PROBLEM TO WORK ON:
Each entry below is to be duplicated verbatim.

Data extracted from a collection:
────────
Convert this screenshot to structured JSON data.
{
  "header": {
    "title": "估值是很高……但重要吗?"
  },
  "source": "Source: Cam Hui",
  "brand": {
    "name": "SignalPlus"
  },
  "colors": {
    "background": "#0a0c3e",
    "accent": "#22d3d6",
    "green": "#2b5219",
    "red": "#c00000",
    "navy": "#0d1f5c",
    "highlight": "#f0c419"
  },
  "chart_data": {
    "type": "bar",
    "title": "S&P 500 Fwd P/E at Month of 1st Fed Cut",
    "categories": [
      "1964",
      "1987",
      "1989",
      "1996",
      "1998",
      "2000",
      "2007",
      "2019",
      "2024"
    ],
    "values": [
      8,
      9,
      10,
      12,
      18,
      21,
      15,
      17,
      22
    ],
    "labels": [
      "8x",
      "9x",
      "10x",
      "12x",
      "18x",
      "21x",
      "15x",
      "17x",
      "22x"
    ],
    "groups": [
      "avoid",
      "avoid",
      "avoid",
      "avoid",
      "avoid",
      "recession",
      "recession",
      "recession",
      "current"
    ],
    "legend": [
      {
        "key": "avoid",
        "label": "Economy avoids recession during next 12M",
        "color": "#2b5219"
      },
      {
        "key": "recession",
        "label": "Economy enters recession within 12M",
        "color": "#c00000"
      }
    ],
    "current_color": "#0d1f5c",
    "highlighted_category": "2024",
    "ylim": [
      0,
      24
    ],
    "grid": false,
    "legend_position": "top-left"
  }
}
────────
ANSWER FOR THIS EXERCISE:
Convert this screenshot to structured JSON data.
{
  "header": {
    "title": "估值是很高……但重要吗?"
  },
  "source": "Source: Cam Hui",
  "brand": {
    "name": "SignalPlus"
  },
  "colors": {
    "background": "#0a0c3e",
    "accent": "#22d3d6",
    "green": "#2b5219",
    "red": "#c00000",
    "navy": "#0d1f5c",
    "highlight": "#f0c419"
  },
  "chart_data": {
    "type": "bar",
    "title": "S&P 500 Fwd P/E at Month of 1st Fed Cut",
    "categories": [
      "1964",
      "1987",
      "1989",
      "1996",
      "1998",
      "2000",
      "2007",
      "2019",
      "2024"
    ],
    "values": [
      8,
      9,
      10,
      12,
      18,
      21,
      15,
      17,
      22
    ],
    "labels": [
      "8x",
      "9x",
      "10x",
      "12x",
      "18x",
      "21x",
      "15x",
      "17x",
      "22x"
    ],
    "groups": [
      "avoid",
      "avoid",
      "avoid",
      "avoid",
      "avoid",
      "recession",
      "recession",
      "recession",
      "current"
    ],
    "legend": [
      {
        "key": "avoid",
        "label": "Economy avoids recession during next 12M",
        "color": "#2b5219"
      },
      {
        "key": "recession",
        "label": "Economy enters recession within 12M",
        "color": "#c00000"
      }
    ],
    "current_color": "#0d1f5c",
    "highlighted_category": "2024",
    "ylim": [
      0,
      24
    ],
    "grid": false,
    "legend_position": "top-left"
  }
}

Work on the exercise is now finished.